### Material for the task
====

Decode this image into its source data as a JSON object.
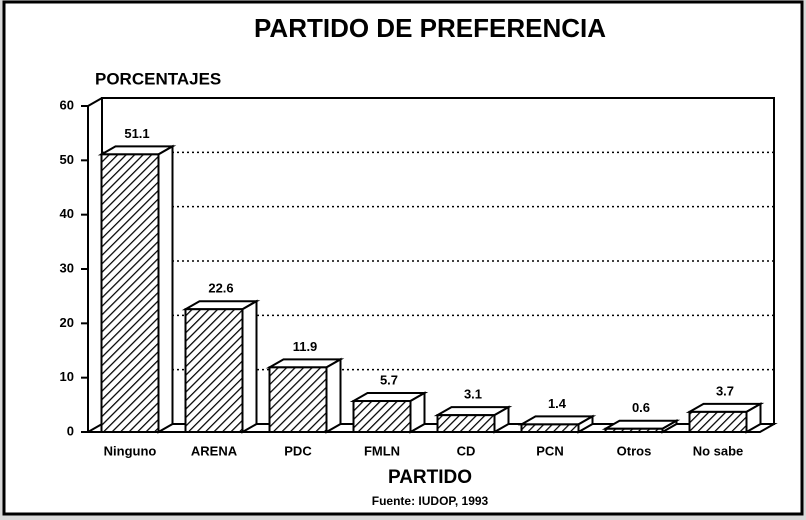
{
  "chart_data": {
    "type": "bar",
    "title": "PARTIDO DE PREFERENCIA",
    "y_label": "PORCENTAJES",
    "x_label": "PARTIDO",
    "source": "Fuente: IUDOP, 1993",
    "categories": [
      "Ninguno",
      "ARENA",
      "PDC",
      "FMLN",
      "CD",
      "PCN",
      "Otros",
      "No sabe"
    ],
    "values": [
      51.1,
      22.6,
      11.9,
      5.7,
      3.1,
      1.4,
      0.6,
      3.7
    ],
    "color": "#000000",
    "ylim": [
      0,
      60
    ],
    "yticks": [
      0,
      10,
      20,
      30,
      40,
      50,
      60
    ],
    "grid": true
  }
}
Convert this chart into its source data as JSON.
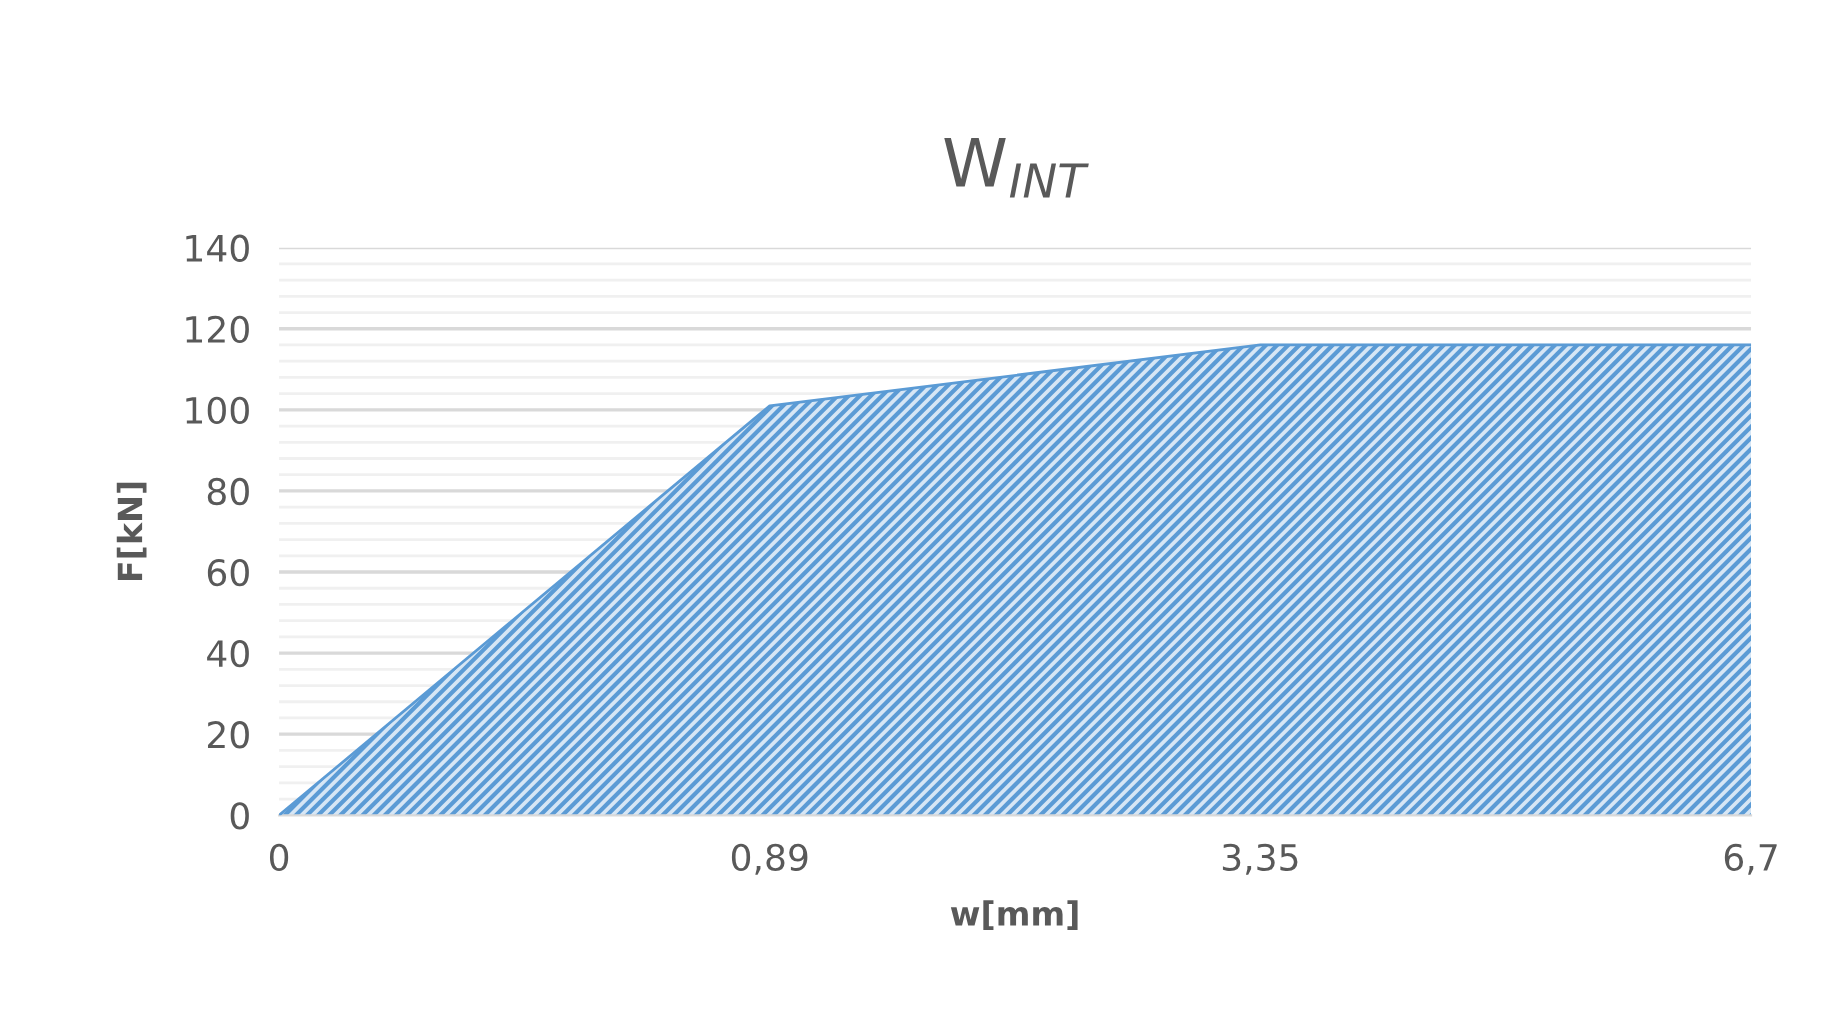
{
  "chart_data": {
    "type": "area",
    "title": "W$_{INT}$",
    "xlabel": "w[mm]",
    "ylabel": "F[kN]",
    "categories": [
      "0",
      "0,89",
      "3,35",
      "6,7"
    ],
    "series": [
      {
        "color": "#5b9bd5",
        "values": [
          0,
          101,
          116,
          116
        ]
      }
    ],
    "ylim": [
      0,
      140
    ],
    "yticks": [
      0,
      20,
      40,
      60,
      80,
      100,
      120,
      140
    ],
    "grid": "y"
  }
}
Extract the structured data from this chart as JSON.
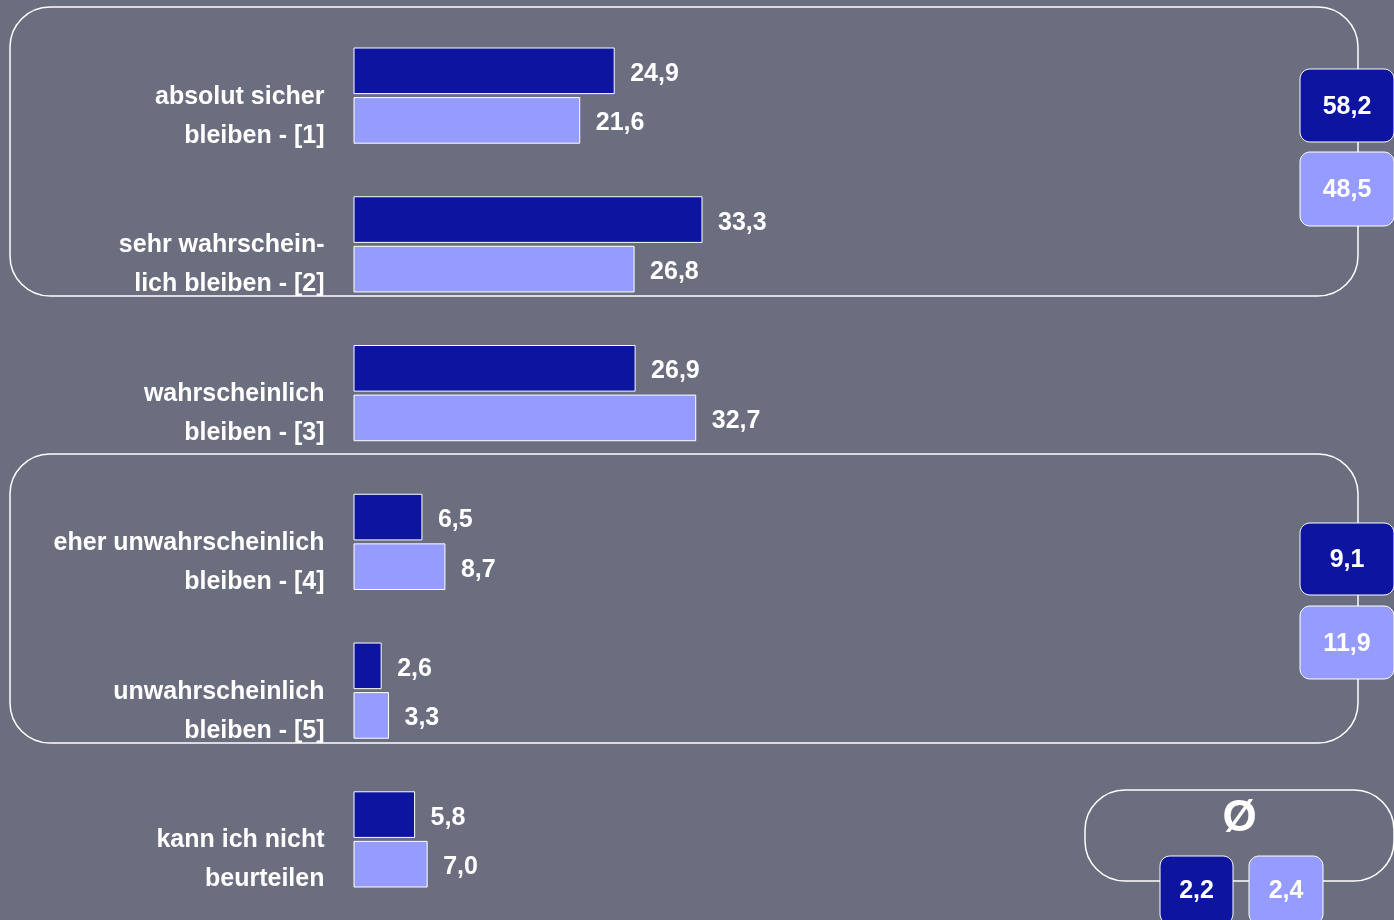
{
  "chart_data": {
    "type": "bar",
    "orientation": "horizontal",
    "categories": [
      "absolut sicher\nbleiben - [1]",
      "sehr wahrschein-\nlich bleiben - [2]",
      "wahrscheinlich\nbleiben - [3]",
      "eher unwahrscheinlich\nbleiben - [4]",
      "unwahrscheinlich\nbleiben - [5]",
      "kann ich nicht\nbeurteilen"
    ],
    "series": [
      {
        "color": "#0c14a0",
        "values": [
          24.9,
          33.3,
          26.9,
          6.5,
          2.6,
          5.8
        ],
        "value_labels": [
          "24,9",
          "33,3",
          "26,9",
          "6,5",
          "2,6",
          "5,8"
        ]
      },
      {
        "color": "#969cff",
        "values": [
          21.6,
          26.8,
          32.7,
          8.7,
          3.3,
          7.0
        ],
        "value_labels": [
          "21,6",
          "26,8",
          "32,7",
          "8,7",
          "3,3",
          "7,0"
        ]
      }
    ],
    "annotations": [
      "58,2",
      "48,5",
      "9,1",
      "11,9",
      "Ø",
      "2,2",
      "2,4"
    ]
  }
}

====

### Exercise brief
Retype exactly the lines from the one containing "Extract the structured" through the last line of the records above, both included, and leave out any pictures.

### Solution
Extract the structured data from this chart as JSON.
{
  "chart_data": {
    "type": "bar",
    "orientation": "horizontal",
    "categories": [
      "absolut sicher\nbleiben - [1]",
      "sehr wahrschein-\nlich bleiben - [2]",
      "wahrscheinlich\nbleiben - [3]",
      "eher unwahrscheinlich\nbleiben - [4]",
      "unwahrscheinlich\nbleiben - [5]",
      "kann ich nicht\nbeurteilen"
    ],
    "series": [
      {
        "color": "#0c14a0",
        "values": [
          24.9,
          33.3,
          26.9,
          6.5,
          2.6,
          5.8
        ],
        "value_labels": [
          "24,9",
          "33,3",
          "26,9",
          "6,5",
          "2,6",
          "5,8"
        ]
      },
      {
        "color": "#969cff",
        "values": [
          21.6,
          26.8,
          32.7,
          8.7,
          3.3,
          7.0
        ],
        "value_labels": [
          "21,6",
          "26,8",
          "32,7",
          "8,7",
          "3,3",
          "7,0"
        ]
      }
    ],
    "annotations": [
      "58,2",
      "48,5",
      "9,1",
      "11,9",
      "Ø",
      "2,2",
      "2,4"
    ]
  }
}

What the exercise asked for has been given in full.